===== Given information =====

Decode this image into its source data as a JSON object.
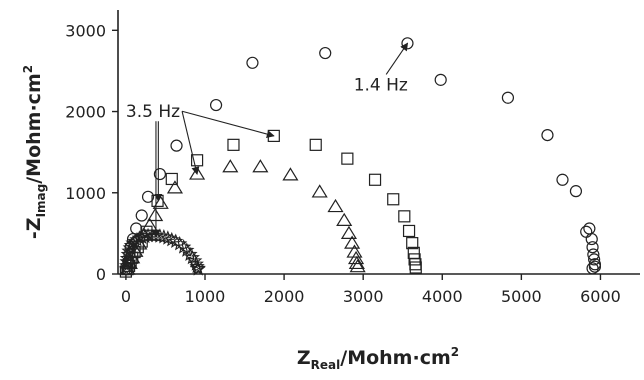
{
  "chart_data": {
    "type": "scatter",
    "xlabel": {
      "main": "Z",
      "sub": "Real",
      "unit": "/Mohm·cm",
      "sup": "2"
    },
    "ylabel": {
      "main": "-Z",
      "sub": "Imag",
      "unit": "/Mohm·cm",
      "sup": "2"
    },
    "xlim": [
      -100,
      6500
    ],
    "ylim": [
      0,
      3250
    ],
    "xticks": [
      0,
      1000,
      2000,
      3000,
      4000,
      5000,
      6000
    ],
    "yticks": [
      0,
      1000,
      2000,
      3000
    ],
    "grid": false,
    "legend": "none",
    "series": [
      {
        "marker": "circle",
        "x": [
          20,
          30,
          45,
          60,
          90,
          130,
          200,
          280,
          430,
          640,
          1140,
          1600,
          2520,
          3560,
          3980,
          4830,
          5330,
          5520,
          5690,
          5820,
          5860,
          5890,
          5900,
          5910,
          5920,
          5930,
          5930,
          5900
        ],
        "y": [
          60,
          150,
          240,
          330,
          430,
          560,
          720,
          950,
          1230,
          1580,
          2080,
          2600,
          2720,
          2840,
          2390,
          2170,
          1710,
          1160,
          1020,
          520,
          560,
          430,
          330,
          240,
          180,
          120,
          90,
          70
        ]
      },
      {
        "marker": "square",
        "x": [
          0,
          20,
          40,
          60,
          80,
          110,
          150,
          200,
          260,
          400,
          580,
          900,
          1360,
          1870,
          2400,
          2800,
          3150,
          3380,
          3520,
          3580,
          3620,
          3640,
          3650,
          3660,
          3665
        ],
        "y": [
          30,
          60,
          100,
          150,
          200,
          270,
          330,
          400,
          520,
          900,
          1170,
          1400,
          1590,
          1700,
          1590,
          1420,
          1160,
          920,
          710,
          530,
          380,
          260,
          180,
          120,
          80
        ],
        "annotation": "1.4 Hz"
      },
      {
        "marker": "triangle",
        "x": [
          20,
          50,
          80,
          120,
          170,
          230,
          300,
          370,
          440,
          620,
          900,
          1320,
          1700,
          2080,
          2450,
          2650,
          2760,
          2820,
          2860,
          2890,
          2910,
          2920,
          2930
        ],
        "y": [
          60,
          130,
          200,
          280,
          370,
          480,
          600,
          720,
          870,
          1060,
          1230,
          1320,
          1320,
          1220,
          1010,
          830,
          660,
          500,
          380,
          270,
          190,
          130,
          90
        ]
      },
      {
        "marker": "star",
        "x": [
          5,
          10,
          15,
          20,
          30,
          40,
          55,
          70,
          90,
          115,
          140,
          170,
          200,
          240,
          280,
          330,
          380,
          430,
          480,
          530,
          580,
          630,
          680,
          730,
          770,
          810,
          840,
          870,
          890,
          900,
          910,
          915
        ],
        "y": [
          60,
          100,
          150,
          190,
          240,
          280,
          320,
          350,
          380,
          400,
          420,
          440,
          450,
          460,
          470,
          470,
          470,
          465,
          455,
          440,
          420,
          400,
          370,
          330,
          290,
          240,
          200,
          160,
          120,
          90,
          70,
          60
        ]
      }
    ],
    "annotations": [
      {
        "text": "3.5 Hz",
        "x": 0,
        "y": 1930,
        "arrows_to": [
          [
            1870,
            1700
          ],
          [
            900,
            1230
          ],
          [
            410,
            900
          ],
          [
            380,
            460
          ]
        ]
      },
      {
        "text": "1.4 Hz",
        "x": 2880,
        "y": 2260,
        "arrows_to": [
          [
            3560,
            2840
          ]
        ]
      }
    ]
  }
}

=====

_Exercise task:_ Leave out the pictures and restate everything else word for word.

_Finished answer:_
Decode this image into its source data as a JSON object.
{
  "chart_data": {
    "type": "scatter",
    "xlabel": {
      "main": "Z",
      "sub": "Real",
      "unit": "/Mohm·cm",
      "sup": "2"
    },
    "ylabel": {
      "main": "-Z",
      "sub": "Imag",
      "unit": "/Mohm·cm",
      "sup": "2"
    },
    "xlim": [
      -100,
      6500
    ],
    "ylim": [
      0,
      3250
    ],
    "xticks": [
      0,
      1000,
      2000,
      3000,
      4000,
      5000,
      6000
    ],
    "yticks": [
      0,
      1000,
      2000,
      3000
    ],
    "grid": false,
    "legend": "none",
    "series": [
      {
        "marker": "circle",
        "x": [
          20,
          30,
          45,
          60,
          90,
          130,
          200,
          280,
          430,
          640,
          1140,
          1600,
          2520,
          3560,
          3980,
          4830,
          5330,
          5520,
          5690,
          5820,
          5860,
          5890,
          5900,
          5910,
          5920,
          5930,
          5930,
          5900
        ],
        "y": [
          60,
          150,
          240,
          330,
          430,
          560,
          720,
          950,
          1230,
          1580,
          2080,
          2600,
          2720,
          2840,
          2390,
          2170,
          1710,
          1160,
          1020,
          520,
          560,
          430,
          330,
          240,
          180,
          120,
          90,
          70
        ]
      },
      {
        "marker": "square",
        "x": [
          0,
          20,
          40,
          60,
          80,
          110,
          150,
          200,
          260,
          400,
          580,
          900,
          1360,
          1870,
          2400,
          2800,
          3150,
          3380,
          3520,
          3580,
          3620,
          3640,
          3650,
          3660,
          3665
        ],
        "y": [
          30,
          60,
          100,
          150,
          200,
          270,
          330,
          400,
          520,
          900,
          1170,
          1400,
          1590,
          1700,
          1590,
          1420,
          1160,
          920,
          710,
          530,
          380,
          260,
          180,
          120,
          80
        ],
        "annotation": "1.4 Hz"
      },
      {
        "marker": "triangle",
        "x": [
          20,
          50,
          80,
          120,
          170,
          230,
          300,
          370,
          440,
          620,
          900,
          1320,
          1700,
          2080,
          2450,
          2650,
          2760,
          2820,
          2860,
          2890,
          2910,
          2920,
          2930
        ],
        "y": [
          60,
          130,
          200,
          280,
          370,
          480,
          600,
          720,
          870,
          1060,
          1230,
          1320,
          1320,
          1220,
          1010,
          830,
          660,
          500,
          380,
          270,
          190,
          130,
          90
        ]
      },
      {
        "marker": "star",
        "x": [
          5,
          10,
          15,
          20,
          30,
          40,
          55,
          70,
          90,
          115,
          140,
          170,
          200,
          240,
          280,
          330,
          380,
          430,
          480,
          530,
          580,
          630,
          680,
          730,
          770,
          810,
          840,
          870,
          890,
          900,
          910,
          915
        ],
        "y": [
          60,
          100,
          150,
          190,
          240,
          280,
          320,
          350,
          380,
          400,
          420,
          440,
          450,
          460,
          470,
          470,
          470,
          465,
          455,
          440,
          420,
          400,
          370,
          330,
          290,
          240,
          200,
          160,
          120,
          90,
          70,
          60
        ]
      }
    ],
    "annotations": [
      {
        "text": "3.5 Hz",
        "x": 0,
        "y": 1930,
        "arrows_to": [
          [
            1870,
            1700
          ],
          [
            900,
            1230
          ],
          [
            410,
            900
          ],
          [
            380,
            460
          ]
        ]
      },
      {
        "text": "1.4 Hz",
        "x": 2880,
        "y": 2260,
        "arrows_to": [
          [
            3560,
            2840
          ]
        ]
      }
    ]
  }
}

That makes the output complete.